*** AVAILABLE DATA ***
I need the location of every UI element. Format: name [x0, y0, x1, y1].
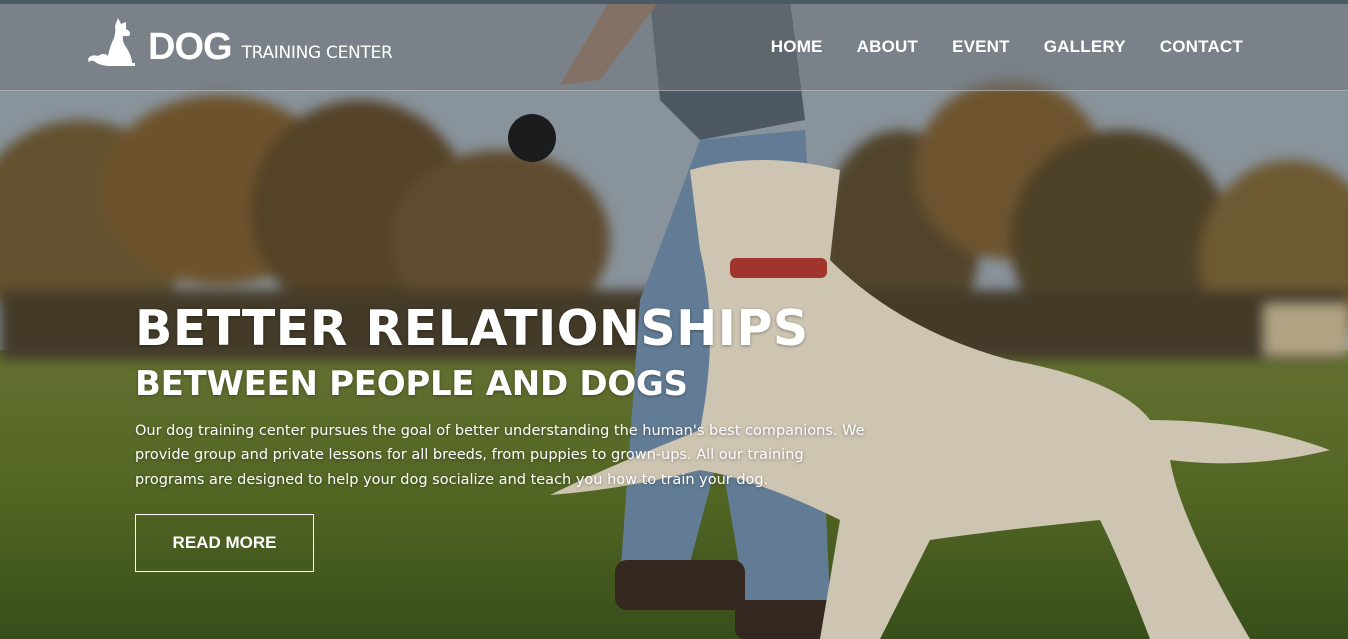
hero-subtitle: BETWEEN PEOPLE AND DOGS: [135, 363, 688, 404]
nav-about[interactable]: ABOUT: [857, 37, 918, 57]
logo-tagline: TRAINING CENTER: [241, 43, 393, 63]
navbar: DOG TRAINING CENTER HOME ABOUT EVENT GAL…: [0, 4, 1348, 91]
nav-event[interactable]: EVENT: [952, 37, 1010, 57]
logo-name: DOG: [148, 26, 233, 68]
sitting-dog-icon: [88, 18, 135, 66]
read-more-button[interactable]: READ MORE: [135, 514, 314, 572]
hero-content: BETTER RELATIONSHIPS BETWEEN PEOPLE AND …: [135, 300, 875, 492]
nav-contact[interactable]: CONTACT: [1160, 37, 1243, 57]
hero-title: BETTER RELATIONSHIPS: [135, 300, 809, 357]
nav-home[interactable]: HOME: [771, 37, 823, 57]
hero-description: Our dog training center pursues the goal…: [135, 422, 865, 488]
nav-gallery[interactable]: GALLERY: [1044, 37, 1126, 57]
logo[interactable]: DOG TRAINING CENTER: [88, 10, 393, 66]
main-nav: HOME ABOUT EVENT GALLERY CONTACT: [771, 37, 1243, 57]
***
### STATED EXERCISE:
Can you repeat the data from the line containing "hero-subtitle: BETWEEN PEOPLE" through the end, swapping "READ MORE" for "LEARN MORE" and keeping everything else the same?

### ANSWER TO THE TASK:
hero-subtitle: BETWEEN PEOPLE AND DOGS: [135, 363, 688, 404]
nav-about[interactable]: ABOUT: [857, 37, 918, 57]
logo-tagline: TRAINING CENTER: [241, 43, 393, 63]
navbar: DOG TRAINING CENTER HOME ABOUT EVENT GAL…: [0, 4, 1348, 91]
nav-event[interactable]: EVENT: [952, 37, 1010, 57]
logo-name: DOG: [148, 26, 233, 68]
sitting-dog-icon: [88, 18, 135, 66]
read-more-button[interactable]: LEARN MORE: [135, 514, 314, 572]
hero-content: BETTER RELATIONSHIPS BETWEEN PEOPLE AND …: [135, 300, 875, 492]
nav-contact[interactable]: CONTACT: [1160, 37, 1243, 57]
hero-title: BETTER RELATIONSHIPS: [135, 300, 809, 357]
nav-home[interactable]: HOME: [771, 37, 823, 57]
hero-description: Our dog training center pursues the goal…: [135, 422, 865, 488]
nav-gallery[interactable]: GALLERY: [1044, 37, 1126, 57]
logo[interactable]: DOG TRAINING CENTER: [88, 10, 393, 66]
main-nav: HOME ABOUT EVENT GALLERY CONTACT: [771, 37, 1243, 57]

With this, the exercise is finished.